Aim of the exercise:
Identify each line below that contains the word "type", and copy it out.

Dataset rows:

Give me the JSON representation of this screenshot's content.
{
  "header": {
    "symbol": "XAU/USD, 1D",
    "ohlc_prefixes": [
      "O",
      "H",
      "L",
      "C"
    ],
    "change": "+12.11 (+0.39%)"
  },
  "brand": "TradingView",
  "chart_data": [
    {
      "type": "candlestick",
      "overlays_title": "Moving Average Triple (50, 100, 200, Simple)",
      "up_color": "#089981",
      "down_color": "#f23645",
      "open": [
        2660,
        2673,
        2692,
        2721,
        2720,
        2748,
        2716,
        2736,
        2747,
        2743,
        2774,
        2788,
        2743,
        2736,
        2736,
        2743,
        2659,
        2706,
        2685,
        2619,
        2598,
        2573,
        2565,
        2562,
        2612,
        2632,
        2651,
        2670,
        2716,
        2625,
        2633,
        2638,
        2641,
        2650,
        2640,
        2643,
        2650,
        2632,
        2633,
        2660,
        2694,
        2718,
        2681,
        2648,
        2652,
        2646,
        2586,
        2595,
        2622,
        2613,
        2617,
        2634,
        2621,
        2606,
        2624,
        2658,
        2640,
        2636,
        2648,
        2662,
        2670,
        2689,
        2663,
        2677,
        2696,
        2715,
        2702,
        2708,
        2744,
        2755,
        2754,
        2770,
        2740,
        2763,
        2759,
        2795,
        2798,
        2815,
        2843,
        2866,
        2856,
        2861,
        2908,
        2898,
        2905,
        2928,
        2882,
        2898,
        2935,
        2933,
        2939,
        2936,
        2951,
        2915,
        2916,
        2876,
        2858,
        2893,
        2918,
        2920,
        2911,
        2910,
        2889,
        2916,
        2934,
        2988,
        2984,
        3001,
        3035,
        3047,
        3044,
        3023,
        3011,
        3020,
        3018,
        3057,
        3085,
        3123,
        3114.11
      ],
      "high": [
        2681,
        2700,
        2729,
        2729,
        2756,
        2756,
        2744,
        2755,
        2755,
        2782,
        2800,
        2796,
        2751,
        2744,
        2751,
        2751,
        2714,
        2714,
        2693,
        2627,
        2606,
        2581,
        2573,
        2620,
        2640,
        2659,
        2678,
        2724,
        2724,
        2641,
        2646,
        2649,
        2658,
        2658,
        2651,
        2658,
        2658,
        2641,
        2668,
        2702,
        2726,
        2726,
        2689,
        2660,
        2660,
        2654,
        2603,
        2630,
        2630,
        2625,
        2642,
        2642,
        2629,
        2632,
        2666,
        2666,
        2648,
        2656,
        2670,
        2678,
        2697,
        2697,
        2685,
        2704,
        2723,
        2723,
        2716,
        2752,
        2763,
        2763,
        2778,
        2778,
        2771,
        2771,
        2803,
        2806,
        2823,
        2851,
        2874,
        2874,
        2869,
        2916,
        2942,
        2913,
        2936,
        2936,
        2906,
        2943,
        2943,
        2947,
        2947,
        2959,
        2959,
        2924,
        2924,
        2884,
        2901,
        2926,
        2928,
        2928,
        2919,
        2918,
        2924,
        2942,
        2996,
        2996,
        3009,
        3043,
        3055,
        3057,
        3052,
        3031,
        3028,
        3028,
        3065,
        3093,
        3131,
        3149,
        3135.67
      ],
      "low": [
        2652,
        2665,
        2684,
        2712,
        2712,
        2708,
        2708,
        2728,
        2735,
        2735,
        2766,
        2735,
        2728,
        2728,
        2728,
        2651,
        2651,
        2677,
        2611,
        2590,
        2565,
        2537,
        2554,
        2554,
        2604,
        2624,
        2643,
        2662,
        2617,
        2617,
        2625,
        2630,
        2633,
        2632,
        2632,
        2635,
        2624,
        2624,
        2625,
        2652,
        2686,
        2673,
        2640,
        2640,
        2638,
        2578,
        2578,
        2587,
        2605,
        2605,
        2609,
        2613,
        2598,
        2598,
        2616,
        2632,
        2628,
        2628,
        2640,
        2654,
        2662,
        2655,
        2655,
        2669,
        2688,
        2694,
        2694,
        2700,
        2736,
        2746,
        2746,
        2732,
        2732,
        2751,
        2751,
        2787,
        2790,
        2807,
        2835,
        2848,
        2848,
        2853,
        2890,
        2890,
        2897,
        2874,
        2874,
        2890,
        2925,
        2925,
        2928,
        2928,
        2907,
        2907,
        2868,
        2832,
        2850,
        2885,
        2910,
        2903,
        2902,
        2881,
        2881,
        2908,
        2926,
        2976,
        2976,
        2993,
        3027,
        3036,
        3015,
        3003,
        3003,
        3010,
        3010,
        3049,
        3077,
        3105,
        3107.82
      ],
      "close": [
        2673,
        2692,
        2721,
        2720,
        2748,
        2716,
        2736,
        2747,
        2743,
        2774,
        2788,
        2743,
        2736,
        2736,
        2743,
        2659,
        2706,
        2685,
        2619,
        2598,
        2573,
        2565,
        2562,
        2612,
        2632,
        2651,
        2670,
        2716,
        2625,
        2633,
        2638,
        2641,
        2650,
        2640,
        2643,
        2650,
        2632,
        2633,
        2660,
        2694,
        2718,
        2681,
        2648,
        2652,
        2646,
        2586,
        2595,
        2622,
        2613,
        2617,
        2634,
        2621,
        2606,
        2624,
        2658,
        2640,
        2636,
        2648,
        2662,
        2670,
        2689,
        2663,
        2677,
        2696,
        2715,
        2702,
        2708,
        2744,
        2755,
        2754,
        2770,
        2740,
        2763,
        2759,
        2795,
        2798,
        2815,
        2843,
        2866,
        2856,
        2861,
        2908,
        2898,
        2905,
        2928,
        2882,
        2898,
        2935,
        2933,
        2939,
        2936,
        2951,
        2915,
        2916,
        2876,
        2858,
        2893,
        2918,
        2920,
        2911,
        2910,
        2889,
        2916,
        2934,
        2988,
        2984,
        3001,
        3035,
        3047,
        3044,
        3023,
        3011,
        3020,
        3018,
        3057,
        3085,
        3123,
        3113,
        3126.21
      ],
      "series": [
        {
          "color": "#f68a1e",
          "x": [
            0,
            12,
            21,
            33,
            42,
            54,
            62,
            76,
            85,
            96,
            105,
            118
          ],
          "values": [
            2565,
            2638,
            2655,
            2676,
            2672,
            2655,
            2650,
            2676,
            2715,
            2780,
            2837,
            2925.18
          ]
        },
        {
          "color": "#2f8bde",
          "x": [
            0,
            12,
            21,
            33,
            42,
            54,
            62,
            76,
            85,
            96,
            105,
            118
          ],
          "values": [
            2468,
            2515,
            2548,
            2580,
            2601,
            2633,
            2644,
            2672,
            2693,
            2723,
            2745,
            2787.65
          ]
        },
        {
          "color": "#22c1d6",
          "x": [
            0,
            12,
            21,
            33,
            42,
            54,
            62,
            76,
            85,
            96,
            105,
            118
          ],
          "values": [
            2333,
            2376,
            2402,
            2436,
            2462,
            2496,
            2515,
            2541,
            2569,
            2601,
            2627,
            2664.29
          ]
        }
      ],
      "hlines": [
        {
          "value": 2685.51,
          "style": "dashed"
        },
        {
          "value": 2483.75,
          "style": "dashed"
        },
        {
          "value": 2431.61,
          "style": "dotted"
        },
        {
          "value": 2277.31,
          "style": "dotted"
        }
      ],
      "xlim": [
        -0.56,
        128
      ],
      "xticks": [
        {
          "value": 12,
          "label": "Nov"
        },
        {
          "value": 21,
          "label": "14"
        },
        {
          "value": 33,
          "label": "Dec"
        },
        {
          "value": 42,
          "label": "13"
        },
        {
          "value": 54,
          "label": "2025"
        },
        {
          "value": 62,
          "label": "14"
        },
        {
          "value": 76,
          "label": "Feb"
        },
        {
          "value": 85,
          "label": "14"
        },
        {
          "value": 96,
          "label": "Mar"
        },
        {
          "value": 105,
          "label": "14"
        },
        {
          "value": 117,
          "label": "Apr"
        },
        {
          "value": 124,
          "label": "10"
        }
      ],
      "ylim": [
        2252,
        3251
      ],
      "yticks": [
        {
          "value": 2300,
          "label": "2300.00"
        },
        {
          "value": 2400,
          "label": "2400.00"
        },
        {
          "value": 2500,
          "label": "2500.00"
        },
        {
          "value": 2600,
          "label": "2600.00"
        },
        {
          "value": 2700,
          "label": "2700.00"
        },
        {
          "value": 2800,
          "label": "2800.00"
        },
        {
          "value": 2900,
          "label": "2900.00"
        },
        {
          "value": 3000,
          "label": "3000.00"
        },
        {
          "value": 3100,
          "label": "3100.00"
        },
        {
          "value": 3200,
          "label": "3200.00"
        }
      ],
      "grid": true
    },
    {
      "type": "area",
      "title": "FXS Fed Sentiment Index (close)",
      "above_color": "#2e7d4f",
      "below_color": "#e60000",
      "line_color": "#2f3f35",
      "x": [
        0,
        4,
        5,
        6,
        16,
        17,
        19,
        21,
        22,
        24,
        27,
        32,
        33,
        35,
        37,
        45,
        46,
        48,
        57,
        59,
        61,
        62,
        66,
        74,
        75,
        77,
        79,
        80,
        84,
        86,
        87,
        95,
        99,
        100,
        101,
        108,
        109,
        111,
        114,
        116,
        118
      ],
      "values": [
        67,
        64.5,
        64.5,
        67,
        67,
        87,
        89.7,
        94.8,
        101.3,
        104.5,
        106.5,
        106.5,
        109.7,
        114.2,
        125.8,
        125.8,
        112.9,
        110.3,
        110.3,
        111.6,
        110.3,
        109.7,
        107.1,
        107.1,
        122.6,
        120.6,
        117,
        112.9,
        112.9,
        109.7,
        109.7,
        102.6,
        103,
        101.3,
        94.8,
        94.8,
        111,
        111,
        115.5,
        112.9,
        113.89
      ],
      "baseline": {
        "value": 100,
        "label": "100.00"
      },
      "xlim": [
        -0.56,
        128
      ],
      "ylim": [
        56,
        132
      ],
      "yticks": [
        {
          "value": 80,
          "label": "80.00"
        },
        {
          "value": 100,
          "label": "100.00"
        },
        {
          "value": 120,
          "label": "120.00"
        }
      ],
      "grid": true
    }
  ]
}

...

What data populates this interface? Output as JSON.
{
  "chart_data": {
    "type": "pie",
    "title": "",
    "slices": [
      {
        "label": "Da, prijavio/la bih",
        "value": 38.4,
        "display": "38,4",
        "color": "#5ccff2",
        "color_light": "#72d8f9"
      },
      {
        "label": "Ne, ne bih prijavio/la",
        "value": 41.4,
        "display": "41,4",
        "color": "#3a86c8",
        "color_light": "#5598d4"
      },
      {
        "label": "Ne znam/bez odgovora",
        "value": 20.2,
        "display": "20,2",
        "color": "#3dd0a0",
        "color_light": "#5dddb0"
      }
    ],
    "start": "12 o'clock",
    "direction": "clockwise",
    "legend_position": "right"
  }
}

Finished task:
      "type": "candlestick",
      "type": "area",
    "type": "pie",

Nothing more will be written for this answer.